*Task goal*
Note each line where "right" appears, and copy it.

*The data*
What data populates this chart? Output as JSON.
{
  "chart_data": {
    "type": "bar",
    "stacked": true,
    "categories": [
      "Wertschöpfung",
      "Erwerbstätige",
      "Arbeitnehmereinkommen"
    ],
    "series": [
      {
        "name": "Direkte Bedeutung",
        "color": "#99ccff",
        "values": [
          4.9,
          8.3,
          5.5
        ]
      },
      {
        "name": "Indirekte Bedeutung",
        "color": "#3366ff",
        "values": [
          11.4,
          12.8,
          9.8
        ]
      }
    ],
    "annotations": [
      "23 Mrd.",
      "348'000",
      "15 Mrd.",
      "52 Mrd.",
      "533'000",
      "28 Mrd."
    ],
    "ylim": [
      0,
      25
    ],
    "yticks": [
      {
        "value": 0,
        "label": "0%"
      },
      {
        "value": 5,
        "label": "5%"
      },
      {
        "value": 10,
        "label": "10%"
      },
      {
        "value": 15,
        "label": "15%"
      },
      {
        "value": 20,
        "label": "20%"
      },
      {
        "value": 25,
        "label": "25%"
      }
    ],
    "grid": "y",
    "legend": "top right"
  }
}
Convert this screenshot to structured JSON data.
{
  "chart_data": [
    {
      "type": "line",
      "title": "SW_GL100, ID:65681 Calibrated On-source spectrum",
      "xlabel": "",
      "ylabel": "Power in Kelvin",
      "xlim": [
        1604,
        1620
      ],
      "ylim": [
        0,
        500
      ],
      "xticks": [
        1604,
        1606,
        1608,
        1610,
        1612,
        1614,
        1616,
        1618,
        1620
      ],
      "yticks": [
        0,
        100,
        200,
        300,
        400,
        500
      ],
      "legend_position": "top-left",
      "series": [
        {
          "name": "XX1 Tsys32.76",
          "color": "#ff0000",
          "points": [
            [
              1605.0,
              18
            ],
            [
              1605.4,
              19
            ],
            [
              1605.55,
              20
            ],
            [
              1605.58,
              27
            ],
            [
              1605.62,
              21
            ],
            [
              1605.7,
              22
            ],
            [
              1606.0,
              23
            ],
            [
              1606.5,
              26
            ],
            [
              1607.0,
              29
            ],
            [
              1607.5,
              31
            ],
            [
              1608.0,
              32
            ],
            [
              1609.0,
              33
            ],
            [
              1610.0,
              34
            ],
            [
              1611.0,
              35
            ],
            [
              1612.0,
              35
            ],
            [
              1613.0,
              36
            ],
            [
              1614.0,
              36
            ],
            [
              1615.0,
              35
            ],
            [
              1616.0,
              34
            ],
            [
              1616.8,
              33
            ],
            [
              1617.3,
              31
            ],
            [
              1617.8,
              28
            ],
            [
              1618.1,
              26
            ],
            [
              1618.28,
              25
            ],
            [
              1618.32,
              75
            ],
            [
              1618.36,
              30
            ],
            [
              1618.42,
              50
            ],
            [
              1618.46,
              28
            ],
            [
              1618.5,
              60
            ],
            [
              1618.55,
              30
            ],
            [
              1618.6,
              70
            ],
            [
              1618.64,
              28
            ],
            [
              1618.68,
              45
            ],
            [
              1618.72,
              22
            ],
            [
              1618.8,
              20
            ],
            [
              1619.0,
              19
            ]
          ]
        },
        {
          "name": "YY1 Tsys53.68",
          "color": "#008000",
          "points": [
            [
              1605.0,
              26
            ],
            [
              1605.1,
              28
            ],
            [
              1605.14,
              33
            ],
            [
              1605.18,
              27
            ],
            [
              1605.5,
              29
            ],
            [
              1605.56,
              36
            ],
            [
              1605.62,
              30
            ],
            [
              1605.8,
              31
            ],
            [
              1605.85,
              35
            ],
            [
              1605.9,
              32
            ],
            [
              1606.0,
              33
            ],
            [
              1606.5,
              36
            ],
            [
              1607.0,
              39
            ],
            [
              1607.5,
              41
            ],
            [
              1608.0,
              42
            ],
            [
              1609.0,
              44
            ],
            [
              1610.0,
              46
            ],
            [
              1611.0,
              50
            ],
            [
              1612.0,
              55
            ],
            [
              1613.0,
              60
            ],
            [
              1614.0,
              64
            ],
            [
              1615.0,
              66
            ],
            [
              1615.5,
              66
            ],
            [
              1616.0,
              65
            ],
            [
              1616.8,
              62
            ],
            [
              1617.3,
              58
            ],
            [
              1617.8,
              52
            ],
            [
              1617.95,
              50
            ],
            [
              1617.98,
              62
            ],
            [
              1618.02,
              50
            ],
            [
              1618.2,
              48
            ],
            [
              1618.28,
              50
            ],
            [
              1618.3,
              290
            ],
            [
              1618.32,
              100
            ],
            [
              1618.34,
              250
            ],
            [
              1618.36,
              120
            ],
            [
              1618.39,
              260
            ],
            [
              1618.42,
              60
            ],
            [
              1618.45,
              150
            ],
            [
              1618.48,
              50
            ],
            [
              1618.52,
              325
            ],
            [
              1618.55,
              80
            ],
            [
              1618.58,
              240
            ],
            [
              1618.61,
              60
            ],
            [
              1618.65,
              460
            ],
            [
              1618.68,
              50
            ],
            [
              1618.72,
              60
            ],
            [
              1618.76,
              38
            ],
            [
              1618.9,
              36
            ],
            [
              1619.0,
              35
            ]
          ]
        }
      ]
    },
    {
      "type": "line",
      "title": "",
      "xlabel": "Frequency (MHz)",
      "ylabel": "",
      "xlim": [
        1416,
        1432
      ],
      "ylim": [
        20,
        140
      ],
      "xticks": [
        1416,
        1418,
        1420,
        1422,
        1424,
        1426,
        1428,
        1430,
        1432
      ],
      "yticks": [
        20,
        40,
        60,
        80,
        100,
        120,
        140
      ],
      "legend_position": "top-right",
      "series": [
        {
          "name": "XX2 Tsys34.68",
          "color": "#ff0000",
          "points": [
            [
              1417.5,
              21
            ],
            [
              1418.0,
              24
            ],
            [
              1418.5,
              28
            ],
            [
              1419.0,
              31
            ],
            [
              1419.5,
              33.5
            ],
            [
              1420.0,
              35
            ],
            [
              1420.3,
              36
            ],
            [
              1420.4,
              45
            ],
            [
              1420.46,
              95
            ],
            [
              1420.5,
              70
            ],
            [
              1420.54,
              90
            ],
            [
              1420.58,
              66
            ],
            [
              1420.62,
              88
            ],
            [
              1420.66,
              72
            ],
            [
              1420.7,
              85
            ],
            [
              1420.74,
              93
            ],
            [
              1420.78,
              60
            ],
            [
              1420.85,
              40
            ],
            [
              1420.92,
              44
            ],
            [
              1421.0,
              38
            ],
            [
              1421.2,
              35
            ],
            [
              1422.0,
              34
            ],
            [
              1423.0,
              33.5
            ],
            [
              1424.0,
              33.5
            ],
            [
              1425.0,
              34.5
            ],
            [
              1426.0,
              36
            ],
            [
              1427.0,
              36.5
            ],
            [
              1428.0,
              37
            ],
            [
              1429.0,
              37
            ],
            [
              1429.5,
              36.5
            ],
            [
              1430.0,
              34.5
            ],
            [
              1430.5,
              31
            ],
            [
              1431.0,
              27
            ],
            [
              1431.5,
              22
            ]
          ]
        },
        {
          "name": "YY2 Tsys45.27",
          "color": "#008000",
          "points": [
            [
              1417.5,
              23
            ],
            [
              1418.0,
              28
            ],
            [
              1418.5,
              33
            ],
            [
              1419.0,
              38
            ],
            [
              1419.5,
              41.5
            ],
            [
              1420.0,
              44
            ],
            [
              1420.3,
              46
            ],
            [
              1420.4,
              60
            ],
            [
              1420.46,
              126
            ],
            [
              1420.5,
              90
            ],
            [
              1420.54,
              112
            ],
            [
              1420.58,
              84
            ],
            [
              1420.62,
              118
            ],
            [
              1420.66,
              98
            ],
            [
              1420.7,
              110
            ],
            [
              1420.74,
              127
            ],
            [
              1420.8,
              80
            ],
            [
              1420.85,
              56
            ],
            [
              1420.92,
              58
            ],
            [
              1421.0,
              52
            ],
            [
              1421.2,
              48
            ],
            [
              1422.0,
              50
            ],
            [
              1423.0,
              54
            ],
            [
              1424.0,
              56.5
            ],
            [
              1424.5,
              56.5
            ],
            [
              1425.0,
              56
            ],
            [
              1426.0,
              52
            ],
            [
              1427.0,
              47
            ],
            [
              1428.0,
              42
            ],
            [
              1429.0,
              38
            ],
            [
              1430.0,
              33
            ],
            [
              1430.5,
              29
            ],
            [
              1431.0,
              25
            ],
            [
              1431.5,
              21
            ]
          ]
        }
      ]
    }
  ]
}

*Exercise answer*
    "legend": "top right"
      "legend_position": "top-right",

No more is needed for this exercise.